• **The task**
Every line that includes the word "first" is to be listed.

* BEGIN Record excerpts *

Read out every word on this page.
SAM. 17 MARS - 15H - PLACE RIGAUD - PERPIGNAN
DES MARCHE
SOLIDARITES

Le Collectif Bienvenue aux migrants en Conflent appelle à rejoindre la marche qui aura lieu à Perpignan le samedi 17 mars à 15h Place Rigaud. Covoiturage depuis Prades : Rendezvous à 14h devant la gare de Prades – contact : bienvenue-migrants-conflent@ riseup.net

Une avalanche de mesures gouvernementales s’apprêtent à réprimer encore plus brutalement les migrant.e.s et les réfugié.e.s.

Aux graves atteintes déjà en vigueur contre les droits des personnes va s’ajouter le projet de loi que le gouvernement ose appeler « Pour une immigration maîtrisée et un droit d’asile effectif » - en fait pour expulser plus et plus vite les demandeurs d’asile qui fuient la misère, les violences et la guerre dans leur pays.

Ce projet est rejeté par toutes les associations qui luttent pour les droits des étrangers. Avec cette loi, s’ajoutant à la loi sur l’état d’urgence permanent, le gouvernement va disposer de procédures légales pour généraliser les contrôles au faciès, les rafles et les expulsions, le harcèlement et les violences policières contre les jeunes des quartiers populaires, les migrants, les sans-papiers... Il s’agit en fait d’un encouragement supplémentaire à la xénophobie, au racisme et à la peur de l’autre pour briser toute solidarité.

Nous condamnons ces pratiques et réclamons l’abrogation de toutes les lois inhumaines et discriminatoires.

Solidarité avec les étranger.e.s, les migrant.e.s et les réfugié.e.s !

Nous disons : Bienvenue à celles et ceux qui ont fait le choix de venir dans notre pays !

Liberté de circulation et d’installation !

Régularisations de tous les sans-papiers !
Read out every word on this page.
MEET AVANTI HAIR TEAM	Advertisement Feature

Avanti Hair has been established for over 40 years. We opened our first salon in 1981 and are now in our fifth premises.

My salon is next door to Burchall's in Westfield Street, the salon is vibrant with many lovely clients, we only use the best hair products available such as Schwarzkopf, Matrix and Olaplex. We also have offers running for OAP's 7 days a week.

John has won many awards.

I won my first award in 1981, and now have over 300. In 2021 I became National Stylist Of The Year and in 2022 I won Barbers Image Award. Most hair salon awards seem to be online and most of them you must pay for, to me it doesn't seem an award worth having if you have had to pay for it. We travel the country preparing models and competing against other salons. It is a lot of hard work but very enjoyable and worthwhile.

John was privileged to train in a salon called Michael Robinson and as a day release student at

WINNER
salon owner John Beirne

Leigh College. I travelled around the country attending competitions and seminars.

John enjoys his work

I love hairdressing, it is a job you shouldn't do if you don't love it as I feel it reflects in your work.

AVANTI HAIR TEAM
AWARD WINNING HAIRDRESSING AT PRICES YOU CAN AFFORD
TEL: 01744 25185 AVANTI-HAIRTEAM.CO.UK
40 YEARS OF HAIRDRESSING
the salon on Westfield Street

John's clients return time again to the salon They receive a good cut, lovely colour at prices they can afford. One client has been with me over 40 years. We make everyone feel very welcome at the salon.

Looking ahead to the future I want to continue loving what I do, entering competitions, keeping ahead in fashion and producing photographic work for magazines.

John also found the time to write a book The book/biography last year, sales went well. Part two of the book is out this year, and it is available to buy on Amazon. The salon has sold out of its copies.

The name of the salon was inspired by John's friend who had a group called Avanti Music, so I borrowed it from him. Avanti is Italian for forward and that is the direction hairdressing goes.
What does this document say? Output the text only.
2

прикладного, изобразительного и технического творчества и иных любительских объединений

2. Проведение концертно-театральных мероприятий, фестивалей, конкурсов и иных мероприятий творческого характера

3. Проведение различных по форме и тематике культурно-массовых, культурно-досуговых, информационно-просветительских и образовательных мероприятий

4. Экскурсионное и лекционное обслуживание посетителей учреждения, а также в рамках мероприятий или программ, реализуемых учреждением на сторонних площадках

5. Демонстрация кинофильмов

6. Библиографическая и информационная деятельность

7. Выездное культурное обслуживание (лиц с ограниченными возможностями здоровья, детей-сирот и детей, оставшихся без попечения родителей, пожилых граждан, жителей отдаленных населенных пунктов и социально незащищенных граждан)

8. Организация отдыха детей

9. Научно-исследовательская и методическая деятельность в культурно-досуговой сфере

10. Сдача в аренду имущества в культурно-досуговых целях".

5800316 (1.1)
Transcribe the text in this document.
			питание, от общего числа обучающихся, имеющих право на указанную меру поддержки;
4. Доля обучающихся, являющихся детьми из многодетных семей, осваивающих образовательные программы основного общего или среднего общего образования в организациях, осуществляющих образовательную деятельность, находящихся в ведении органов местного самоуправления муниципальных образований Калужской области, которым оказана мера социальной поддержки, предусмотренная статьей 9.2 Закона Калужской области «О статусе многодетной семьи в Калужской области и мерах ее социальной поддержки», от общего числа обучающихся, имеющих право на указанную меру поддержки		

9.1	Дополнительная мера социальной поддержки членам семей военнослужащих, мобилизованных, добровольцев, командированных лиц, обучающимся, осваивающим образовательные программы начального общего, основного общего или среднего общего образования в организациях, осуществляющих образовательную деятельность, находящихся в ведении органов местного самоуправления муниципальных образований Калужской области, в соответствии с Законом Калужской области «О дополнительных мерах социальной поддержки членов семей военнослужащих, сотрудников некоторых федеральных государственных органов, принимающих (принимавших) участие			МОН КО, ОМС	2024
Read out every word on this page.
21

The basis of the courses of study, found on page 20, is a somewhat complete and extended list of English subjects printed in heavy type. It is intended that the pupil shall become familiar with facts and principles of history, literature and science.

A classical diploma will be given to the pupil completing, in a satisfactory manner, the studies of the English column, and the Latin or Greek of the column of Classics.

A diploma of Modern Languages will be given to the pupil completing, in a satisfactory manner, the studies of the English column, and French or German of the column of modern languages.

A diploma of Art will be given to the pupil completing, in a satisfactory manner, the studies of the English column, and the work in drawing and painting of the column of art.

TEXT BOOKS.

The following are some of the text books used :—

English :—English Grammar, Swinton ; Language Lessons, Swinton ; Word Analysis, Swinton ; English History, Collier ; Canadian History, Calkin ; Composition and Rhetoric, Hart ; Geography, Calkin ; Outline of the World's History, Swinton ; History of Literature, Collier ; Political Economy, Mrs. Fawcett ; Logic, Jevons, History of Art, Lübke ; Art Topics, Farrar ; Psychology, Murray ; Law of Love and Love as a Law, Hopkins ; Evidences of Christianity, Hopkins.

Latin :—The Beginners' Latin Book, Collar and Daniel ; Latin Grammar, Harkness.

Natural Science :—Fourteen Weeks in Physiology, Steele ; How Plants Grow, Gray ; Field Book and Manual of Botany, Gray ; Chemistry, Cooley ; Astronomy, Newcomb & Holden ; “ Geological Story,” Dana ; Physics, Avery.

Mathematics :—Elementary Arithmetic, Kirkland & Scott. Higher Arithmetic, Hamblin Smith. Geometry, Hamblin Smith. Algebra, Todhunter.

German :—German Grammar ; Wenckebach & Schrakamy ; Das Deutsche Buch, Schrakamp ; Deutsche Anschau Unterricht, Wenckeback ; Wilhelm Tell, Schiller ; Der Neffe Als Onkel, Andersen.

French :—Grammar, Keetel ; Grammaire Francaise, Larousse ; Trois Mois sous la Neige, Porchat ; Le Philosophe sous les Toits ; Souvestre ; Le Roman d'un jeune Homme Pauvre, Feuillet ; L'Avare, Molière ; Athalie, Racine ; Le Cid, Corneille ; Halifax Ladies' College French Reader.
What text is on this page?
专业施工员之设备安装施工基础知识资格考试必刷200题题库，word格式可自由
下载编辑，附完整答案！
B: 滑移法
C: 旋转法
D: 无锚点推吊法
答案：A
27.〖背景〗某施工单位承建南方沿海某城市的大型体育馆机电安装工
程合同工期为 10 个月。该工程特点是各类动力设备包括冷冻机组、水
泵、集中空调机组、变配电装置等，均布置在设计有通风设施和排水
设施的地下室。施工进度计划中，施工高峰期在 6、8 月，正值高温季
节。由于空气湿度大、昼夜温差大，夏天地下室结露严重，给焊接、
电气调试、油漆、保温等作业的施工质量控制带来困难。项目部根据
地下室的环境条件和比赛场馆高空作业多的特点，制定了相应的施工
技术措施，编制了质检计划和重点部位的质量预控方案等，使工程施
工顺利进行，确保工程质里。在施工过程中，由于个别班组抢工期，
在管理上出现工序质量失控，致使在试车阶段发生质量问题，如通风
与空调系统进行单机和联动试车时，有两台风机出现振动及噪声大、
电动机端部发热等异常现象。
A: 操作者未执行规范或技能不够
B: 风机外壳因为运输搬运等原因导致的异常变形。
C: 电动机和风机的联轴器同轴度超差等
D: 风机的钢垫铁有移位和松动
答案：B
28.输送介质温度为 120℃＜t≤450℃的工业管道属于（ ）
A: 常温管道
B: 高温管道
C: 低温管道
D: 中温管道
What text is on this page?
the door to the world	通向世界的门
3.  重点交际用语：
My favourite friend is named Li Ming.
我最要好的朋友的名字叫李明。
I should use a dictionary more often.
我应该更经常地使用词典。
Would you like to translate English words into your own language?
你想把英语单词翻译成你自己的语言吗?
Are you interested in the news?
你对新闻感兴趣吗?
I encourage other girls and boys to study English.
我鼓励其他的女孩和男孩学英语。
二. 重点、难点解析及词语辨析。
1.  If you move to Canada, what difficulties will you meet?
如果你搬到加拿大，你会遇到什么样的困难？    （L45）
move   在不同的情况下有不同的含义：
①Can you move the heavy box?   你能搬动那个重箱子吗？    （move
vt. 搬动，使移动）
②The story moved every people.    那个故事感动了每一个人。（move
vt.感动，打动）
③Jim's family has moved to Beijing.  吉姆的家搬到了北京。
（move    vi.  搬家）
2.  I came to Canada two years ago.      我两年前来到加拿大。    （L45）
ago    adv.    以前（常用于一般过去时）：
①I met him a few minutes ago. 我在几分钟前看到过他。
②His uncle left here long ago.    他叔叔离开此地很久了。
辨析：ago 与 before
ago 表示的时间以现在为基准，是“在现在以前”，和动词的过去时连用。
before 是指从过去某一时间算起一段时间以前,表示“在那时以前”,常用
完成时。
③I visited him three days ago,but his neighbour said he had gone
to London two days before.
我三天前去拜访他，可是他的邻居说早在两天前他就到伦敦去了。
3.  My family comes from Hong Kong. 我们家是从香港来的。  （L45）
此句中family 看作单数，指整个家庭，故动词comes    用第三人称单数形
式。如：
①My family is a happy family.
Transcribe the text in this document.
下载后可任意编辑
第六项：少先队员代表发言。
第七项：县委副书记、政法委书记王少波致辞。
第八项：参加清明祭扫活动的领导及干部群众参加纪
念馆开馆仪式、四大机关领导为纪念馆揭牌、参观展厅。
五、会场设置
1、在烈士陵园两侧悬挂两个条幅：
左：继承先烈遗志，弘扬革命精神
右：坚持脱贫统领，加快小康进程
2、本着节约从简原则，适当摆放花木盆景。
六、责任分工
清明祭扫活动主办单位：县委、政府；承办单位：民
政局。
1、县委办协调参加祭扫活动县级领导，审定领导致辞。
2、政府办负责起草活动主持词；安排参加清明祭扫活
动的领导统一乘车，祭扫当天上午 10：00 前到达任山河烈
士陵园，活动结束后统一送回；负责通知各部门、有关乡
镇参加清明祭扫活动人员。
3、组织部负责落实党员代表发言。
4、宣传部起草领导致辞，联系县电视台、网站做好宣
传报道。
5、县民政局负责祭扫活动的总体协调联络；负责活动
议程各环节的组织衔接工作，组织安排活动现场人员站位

* END Record excerpts *

• **Solution to this task**
Avanti Hair has been established for over 40 years. We opened our first salon in 1981 and are now in our fifth premises.
I won my first award in 1981, and now have over 300. In 2021 I became National Stylist Of The Year and in 2022 I won Barbers Image Award. Most hair salon awards seem to be online and most of them you must pay for, to me it doesn't seem an award worth having if you have had to pay for it. We travel the country preparing models and competing against other salons. It is a lot of hard work but very enjoyable and worthwhile.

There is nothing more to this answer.